:: TASK TO CARRY OUT ::
Extract all lines that hold the string "Windows".
>> BEGIN MATERIAL TO PROCESS
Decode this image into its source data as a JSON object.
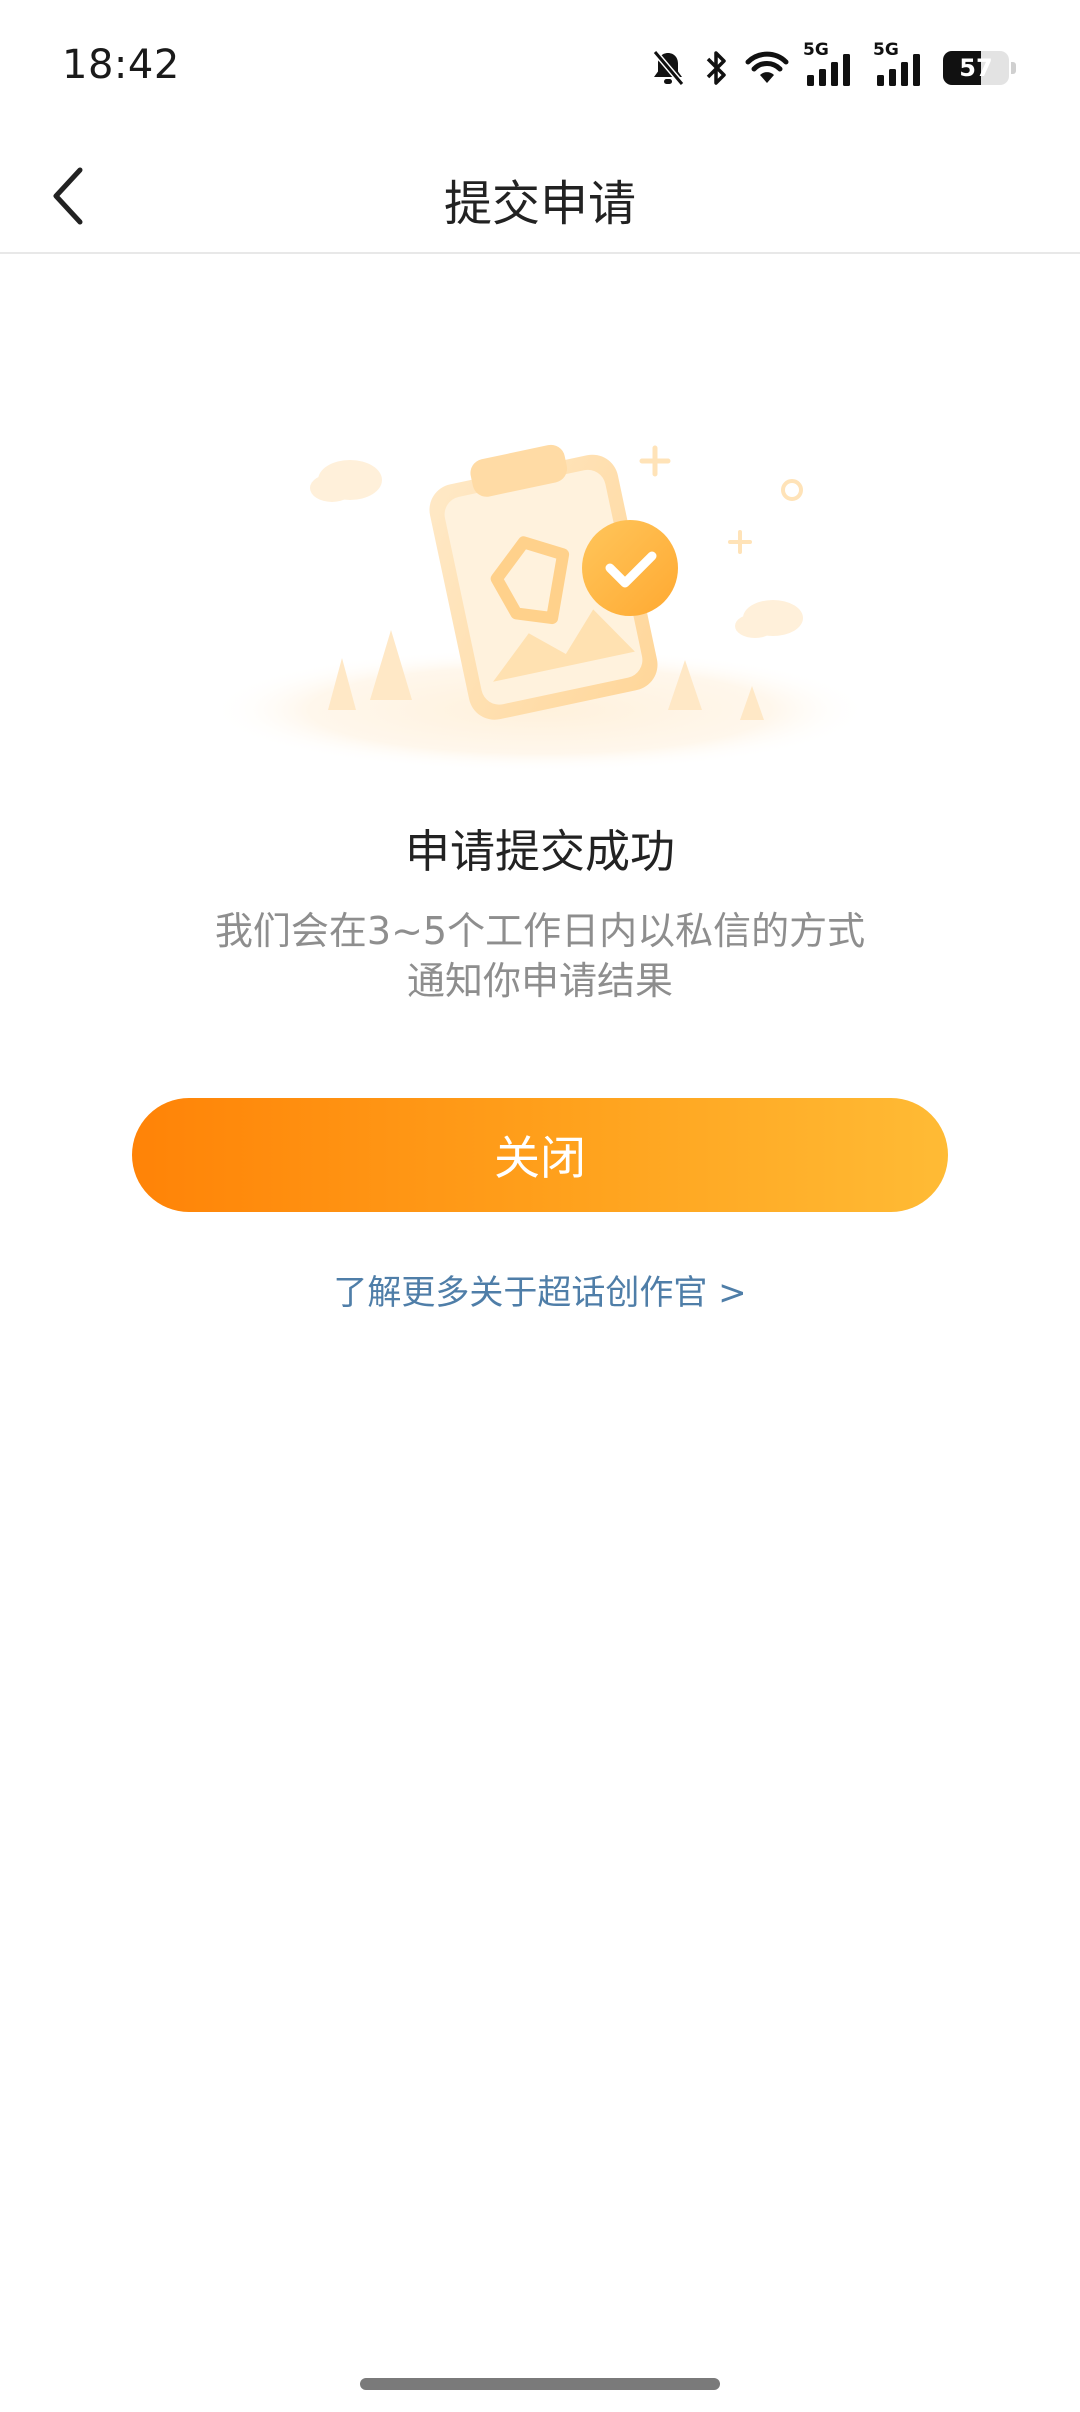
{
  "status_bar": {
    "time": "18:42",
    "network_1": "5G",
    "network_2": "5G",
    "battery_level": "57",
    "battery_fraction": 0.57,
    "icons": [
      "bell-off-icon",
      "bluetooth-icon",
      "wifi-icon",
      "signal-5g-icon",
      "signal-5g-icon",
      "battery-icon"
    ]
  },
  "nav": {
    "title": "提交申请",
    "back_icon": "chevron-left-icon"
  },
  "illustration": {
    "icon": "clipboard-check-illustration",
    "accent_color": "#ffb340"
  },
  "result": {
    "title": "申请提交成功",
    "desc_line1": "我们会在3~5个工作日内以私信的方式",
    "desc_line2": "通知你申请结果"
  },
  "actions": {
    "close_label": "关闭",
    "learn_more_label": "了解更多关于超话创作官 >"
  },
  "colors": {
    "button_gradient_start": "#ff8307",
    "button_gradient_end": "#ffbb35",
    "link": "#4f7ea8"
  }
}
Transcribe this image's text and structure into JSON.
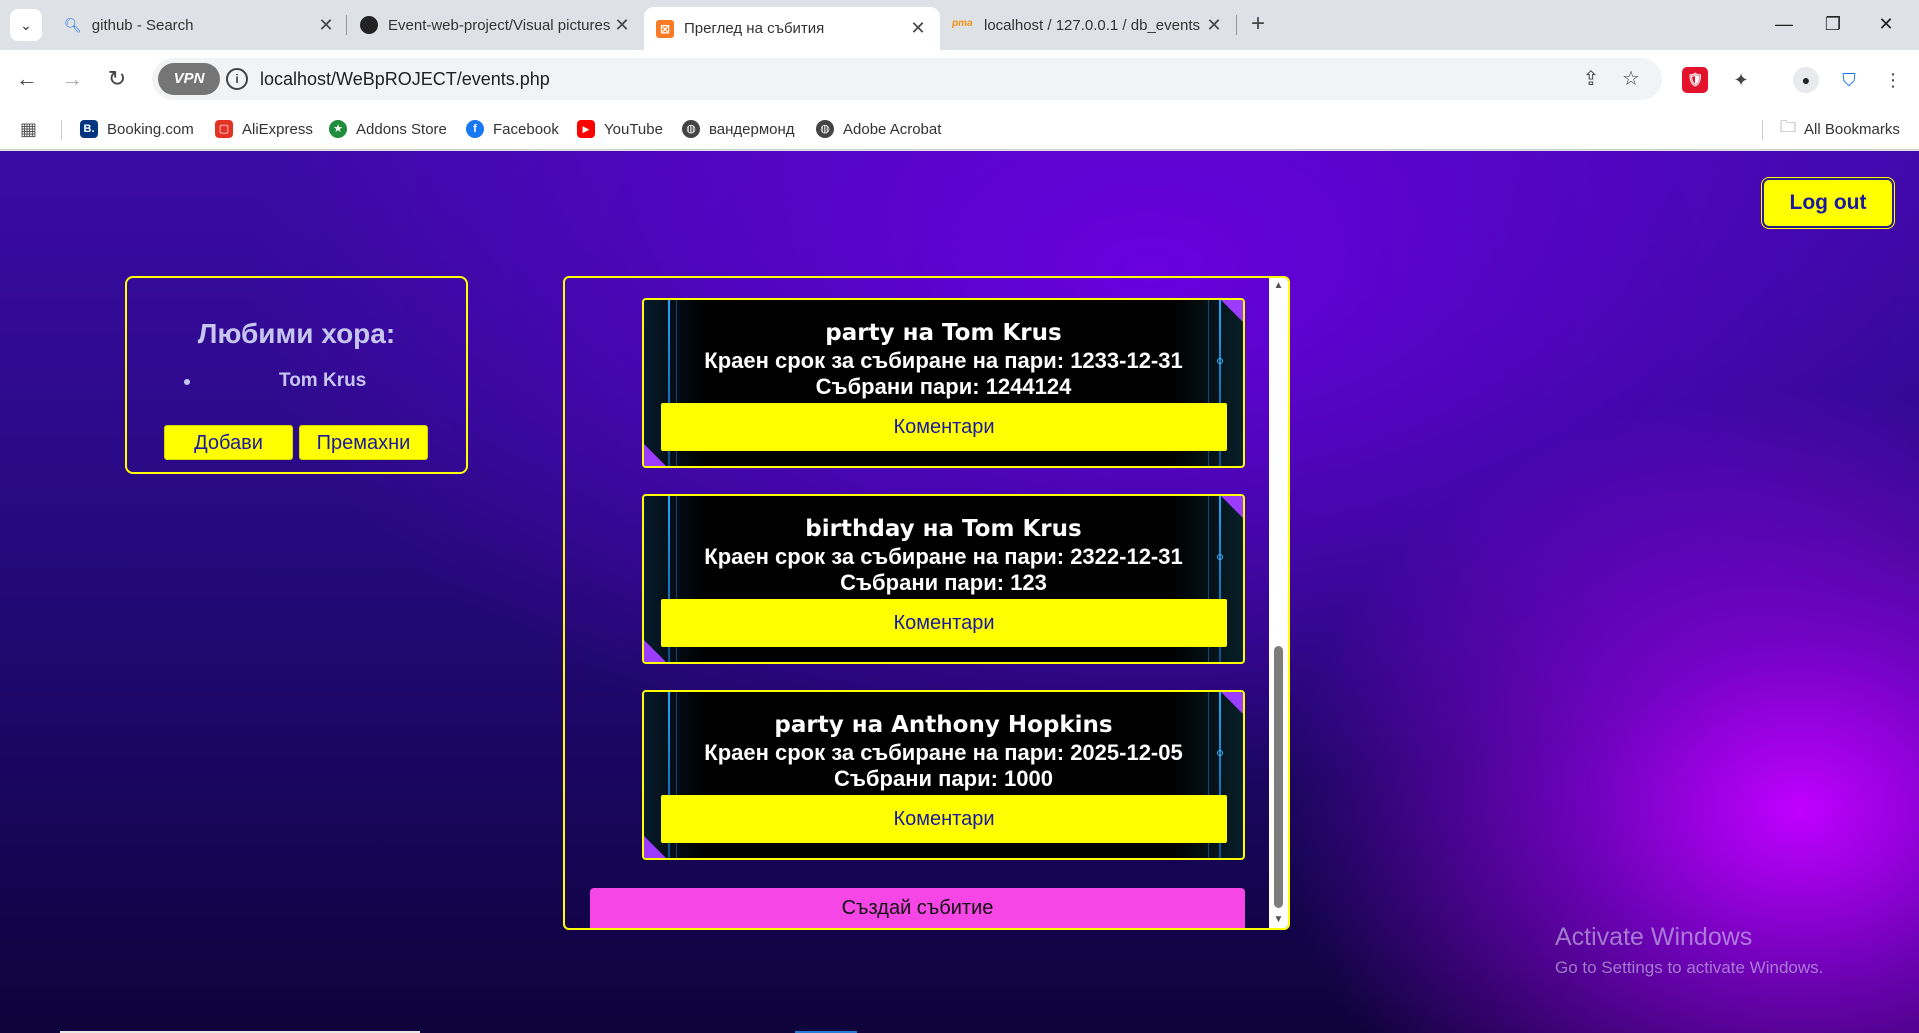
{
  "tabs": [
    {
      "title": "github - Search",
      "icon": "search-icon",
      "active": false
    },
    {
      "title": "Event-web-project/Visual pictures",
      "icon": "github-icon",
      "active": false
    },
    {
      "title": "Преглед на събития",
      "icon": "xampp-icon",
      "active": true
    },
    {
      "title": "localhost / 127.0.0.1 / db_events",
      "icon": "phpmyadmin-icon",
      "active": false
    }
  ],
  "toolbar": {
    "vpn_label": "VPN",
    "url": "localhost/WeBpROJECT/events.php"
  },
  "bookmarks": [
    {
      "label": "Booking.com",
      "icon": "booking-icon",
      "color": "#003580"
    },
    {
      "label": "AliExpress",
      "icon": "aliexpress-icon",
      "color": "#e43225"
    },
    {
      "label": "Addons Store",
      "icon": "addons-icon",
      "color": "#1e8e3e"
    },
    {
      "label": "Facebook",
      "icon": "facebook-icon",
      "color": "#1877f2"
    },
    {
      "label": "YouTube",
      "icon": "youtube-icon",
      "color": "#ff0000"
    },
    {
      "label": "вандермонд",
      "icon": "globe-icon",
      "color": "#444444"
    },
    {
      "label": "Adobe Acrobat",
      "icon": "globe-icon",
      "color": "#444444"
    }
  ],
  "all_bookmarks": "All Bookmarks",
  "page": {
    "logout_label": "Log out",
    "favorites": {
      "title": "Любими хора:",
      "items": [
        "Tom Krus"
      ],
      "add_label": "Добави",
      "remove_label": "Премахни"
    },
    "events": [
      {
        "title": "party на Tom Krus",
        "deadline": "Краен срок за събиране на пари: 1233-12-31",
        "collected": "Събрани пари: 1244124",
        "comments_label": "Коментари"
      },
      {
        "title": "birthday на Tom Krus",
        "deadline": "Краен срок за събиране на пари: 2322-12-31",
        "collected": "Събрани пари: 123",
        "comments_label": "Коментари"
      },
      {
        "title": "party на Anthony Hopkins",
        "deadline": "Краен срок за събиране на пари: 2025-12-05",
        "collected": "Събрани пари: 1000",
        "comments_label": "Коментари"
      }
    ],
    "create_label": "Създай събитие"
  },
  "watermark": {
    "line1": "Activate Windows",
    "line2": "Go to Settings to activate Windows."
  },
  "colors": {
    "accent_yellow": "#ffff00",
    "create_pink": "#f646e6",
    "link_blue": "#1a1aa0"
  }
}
>> END MATERIAL TO PROCESS
:: OUTPUT OF THE TASK ::
    "line1": "Activate Windows",
    "line2": "Go to Settings to activate Windows."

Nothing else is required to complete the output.